-- DATA FOR THIS EXERCISE start --
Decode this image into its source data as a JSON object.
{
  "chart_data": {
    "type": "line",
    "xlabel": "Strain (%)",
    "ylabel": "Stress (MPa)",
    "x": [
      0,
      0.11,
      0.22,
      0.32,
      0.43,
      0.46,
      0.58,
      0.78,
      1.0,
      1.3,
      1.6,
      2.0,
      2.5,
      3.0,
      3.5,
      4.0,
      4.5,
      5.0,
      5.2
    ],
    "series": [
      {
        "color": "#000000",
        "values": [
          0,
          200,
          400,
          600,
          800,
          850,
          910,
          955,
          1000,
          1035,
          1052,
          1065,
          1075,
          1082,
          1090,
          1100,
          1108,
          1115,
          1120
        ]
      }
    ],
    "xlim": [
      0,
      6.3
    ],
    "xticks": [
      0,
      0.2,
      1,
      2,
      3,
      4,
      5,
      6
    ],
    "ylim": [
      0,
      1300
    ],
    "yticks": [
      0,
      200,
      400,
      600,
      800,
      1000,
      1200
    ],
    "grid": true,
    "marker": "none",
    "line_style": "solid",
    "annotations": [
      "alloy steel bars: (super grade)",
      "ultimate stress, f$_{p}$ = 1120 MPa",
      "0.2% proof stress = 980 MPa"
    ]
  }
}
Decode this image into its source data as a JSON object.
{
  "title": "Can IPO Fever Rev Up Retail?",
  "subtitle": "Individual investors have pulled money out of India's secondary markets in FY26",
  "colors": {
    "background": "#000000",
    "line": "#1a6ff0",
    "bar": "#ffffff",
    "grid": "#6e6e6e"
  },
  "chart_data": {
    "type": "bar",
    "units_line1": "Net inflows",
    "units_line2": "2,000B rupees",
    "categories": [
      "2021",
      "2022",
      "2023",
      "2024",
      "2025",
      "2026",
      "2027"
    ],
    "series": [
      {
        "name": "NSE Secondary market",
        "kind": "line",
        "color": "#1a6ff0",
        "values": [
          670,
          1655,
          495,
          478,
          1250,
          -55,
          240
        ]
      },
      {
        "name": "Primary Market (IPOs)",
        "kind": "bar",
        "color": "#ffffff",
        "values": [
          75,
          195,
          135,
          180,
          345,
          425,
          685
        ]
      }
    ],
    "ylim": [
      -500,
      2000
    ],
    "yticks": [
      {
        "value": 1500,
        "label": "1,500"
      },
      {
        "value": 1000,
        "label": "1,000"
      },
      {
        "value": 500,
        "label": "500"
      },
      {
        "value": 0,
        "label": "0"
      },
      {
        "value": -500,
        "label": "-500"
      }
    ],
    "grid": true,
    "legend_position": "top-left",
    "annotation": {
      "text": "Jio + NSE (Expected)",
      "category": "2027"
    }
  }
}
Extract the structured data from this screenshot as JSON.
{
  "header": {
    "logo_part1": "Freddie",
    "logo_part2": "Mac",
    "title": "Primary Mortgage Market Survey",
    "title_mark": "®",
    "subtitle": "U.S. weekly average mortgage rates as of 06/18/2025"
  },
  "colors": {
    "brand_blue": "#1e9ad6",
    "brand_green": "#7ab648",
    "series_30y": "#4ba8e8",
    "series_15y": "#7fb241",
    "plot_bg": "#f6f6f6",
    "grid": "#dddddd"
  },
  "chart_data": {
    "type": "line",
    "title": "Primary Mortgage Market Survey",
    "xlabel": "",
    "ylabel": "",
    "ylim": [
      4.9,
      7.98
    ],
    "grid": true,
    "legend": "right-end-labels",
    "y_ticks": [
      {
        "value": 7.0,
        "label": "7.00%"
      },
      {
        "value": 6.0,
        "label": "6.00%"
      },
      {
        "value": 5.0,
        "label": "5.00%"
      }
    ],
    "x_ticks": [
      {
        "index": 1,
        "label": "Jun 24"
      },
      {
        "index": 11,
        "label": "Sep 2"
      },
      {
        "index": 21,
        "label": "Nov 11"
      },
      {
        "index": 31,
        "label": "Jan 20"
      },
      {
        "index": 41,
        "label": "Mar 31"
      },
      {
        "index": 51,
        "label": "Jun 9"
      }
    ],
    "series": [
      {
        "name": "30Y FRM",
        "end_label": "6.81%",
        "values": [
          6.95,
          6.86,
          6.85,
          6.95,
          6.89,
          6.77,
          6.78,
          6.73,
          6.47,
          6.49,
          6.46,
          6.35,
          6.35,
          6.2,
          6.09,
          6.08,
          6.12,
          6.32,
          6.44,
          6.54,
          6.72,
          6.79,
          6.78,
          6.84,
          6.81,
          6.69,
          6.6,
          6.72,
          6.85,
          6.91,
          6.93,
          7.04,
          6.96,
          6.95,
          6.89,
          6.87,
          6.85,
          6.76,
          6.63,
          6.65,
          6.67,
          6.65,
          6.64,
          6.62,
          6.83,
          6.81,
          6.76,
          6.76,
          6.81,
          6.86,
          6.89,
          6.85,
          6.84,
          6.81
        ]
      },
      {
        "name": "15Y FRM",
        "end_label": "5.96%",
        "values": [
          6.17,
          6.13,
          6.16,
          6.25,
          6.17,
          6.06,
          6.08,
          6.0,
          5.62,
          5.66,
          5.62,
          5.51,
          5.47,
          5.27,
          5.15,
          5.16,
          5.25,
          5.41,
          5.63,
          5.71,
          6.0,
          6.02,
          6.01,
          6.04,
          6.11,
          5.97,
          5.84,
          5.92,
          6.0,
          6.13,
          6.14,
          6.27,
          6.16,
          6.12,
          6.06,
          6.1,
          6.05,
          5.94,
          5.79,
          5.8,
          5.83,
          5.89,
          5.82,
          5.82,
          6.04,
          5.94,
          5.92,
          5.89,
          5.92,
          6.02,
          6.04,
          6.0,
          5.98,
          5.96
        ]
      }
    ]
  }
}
-- DATA FOR THIS EXERCISE end --
◆ EXERCISE AIM: Copy out all the entries shown above, character for character.

◆ OUTPUT OF THE EXERCISE:
Decode this image into its source data as a JSON object.
{
  "chart_data": {
    "type": "line",
    "xlabel": "Strain (%)",
    "ylabel": "Stress (MPa)",
    "x": [
      0,
      0.11,
      0.22,
      0.32,
      0.43,
      0.46,
      0.58,
      0.78,
      1.0,
      1.3,
      1.6,
      2.0,
      2.5,
      3.0,
      3.5,
      4.0,
      4.5,
      5.0,
      5.2
    ],
    "series": [
      {
        "color": "#000000",
        "values": [
          0,
          200,
          400,
          600,
          800,
          850,
          910,
          955,
          1000,
          1035,
          1052,
          1065,
          1075,
          1082,
          1090,
          1100,
          1108,
          1115,
          1120
        ]
      }
    ],
    "xlim": [
      0,
      6.3
    ],
    "xticks": [
      0,
      0.2,
      1,
      2,
      3,
      4,
      5,
      6
    ],
    "ylim": [
      0,
      1300
    ],
    "yticks": [
      0,
      200,
      400,
      600,
      800,
      1000,
      1200
    ],
    "grid": true,
    "marker": "none",
    "line_style": "solid",
    "annotations": [
      "alloy steel bars: (super grade)",
      "ultimate stress, f$_{p}$ = 1120 MPa",
      "0.2% proof stress = 980 MPa"
    ]
  }
}
Decode this image into its source data as a JSON object.
{
  "title": "Can IPO Fever Rev Up Retail?",
  "subtitle": "Individual investors have pulled money out of India's secondary markets in FY26",
  "colors": {
    "background": "#000000",
    "line": "#1a6ff0",
    "bar": "#ffffff",
    "grid": "#6e6e6e"
  },
  "chart_data": {
    "type": "bar",
    "units_line1": "Net inflows",
    "units_line2": "2,000B rupees",
    "categories": [
      "2021",
      "2022",
      "2023",
      "2024",
      "2025",
      "2026",
      "2027"
    ],
    "series": [
      {
        "name": "NSE Secondary market",
        "kind": "line",
        "color": "#1a6ff0",
        "values": [
          670,
          1655,
          495,
          478,
          1250,
          -55,
          240
        ]
      },
      {
        "name": "Primary Market (IPOs)",
        "kind": "bar",
        "color": "#ffffff",
        "values": [
          75,
          195,
          135,
          180,
          345,
          425,
          685
        ]
      }
    ],
    "ylim": [
      -500,
      2000
    ],
    "yticks": [
      {
        "value": 1500,
        "label": "1,500"
      },
      {
        "value": 1000,
        "label": "1,000"
      },
      {
        "value": 500,
        "label": "500"
      },
      {
        "value": 0,
        "label": "0"
      },
      {
        "value": -500,
        "label": "-500"
      }
    ],
    "grid": true,
    "legend_position": "top-left",
    "annotation": {
      "text": "Jio + NSE (Expected)",
      "category": "2027"
    }
  }
}
Extract the structured data from this screenshot as JSON.
{
  "header": {
    "logo_part1": "Freddie",
    "logo_part2": "Mac",
    "title": "Primary Mortgage Market Survey",
    "title_mark": "®",
    "subtitle": "U.S. weekly average mortgage rates as of 06/18/2025"
  },
  "colors": {
    "brand_blue": "#1e9ad6",
    "brand_green": "#7ab648",
    "series_30y": "#4ba8e8",
    "series_15y": "#7fb241",
    "plot_bg": "#f6f6f6",
    "grid": "#dddddd"
  },
  "chart_data": {
    "type": "line",
    "title": "Primary Mortgage Market Survey",
    "xlabel": "",
    "ylabel": "",
    "ylim": [
      4.9,
      7.98
    ],
    "grid": true,
    "legend": "right-end-labels",
    "y_ticks": [
      {
        "value": 7.0,
        "label": "7.00%"
      },
      {
        "value": 6.0,
        "label": "6.00%"
      },
      {
        "value": 5.0,
        "label": "5.00%"
      }
    ],
    "x_ticks": [
      {
        "index": 1,
        "label": "Jun 24"
      },
      {
        "index": 11,
        "label": "Sep 2"
      },
      {
        "index": 21,
        "label": "Nov 11"
      },
      {
        "index": 31,
        "label": "Jan 20"
      },
      {
        "index": 41,
        "label": "Mar 31"
      },
      {
        "index": 51,
        "label": "Jun 9"
      }
    ],
    "series": [
      {
        "name": "30Y FRM",
        "end_label": "6.81%",
        "values": [
          6.95,
          6.86,
          6.85,
          6.95,
          6.89,
          6.77,
          6.78,
          6.73,
          6.47,
          6.49,
          6.46,
          6.35,
          6.35,
          6.2,
          6.09,
          6.08,
          6.12,
          6.32,
          6.44,
          6.54,
          6.72,
          6.79,
          6.78,
          6.84,
          6.81,
          6.69,
          6.6,
          6.72,
          6.85,
          6.91,
          6.93,
          7.04,
          6.96,
          6.95,
          6.89,
          6.87,
          6.85,
          6.76,
          6.63,
          6.65,
          6.67,
          6.65,
          6.64,
          6.62,
          6.83,
          6.81,
          6.76,
          6.76,
          6.81,
          6.86,
          6.89,
          6.85,
          6.84,
          6.81
        ]
      },
      {
        "name": "15Y FRM",
        "end_label": "5.96%",
        "values": [
          6.17,
          6.13,
          6.16,
          6.25,
          6.17,
          6.06,
          6.08,
          6.0,
          5.62,
          5.66,
          5.62,
          5.51,
          5.47,
          5.27,
          5.15,
          5.16,
          5.25,
          5.41,
          5.63,
          5.71,
          6.0,
          6.02,
          6.01,
          6.04,
          6.11,
          5.97,
          5.84,
          5.92,
          6.0,
          6.13,
          6.14,
          6.27,
          6.16,
          6.12,
          6.06,
          6.1,
          6.05,
          5.94,
          5.79,
          5.8,
          5.83,
          5.89,
          5.82,
          5.82,
          6.04,
          5.94,
          5.92,
          5.89,
          5.92,
          6.02,
          6.04,
          6.0,
          5.98,
          5.96
        ]
      }
    ]
  }
}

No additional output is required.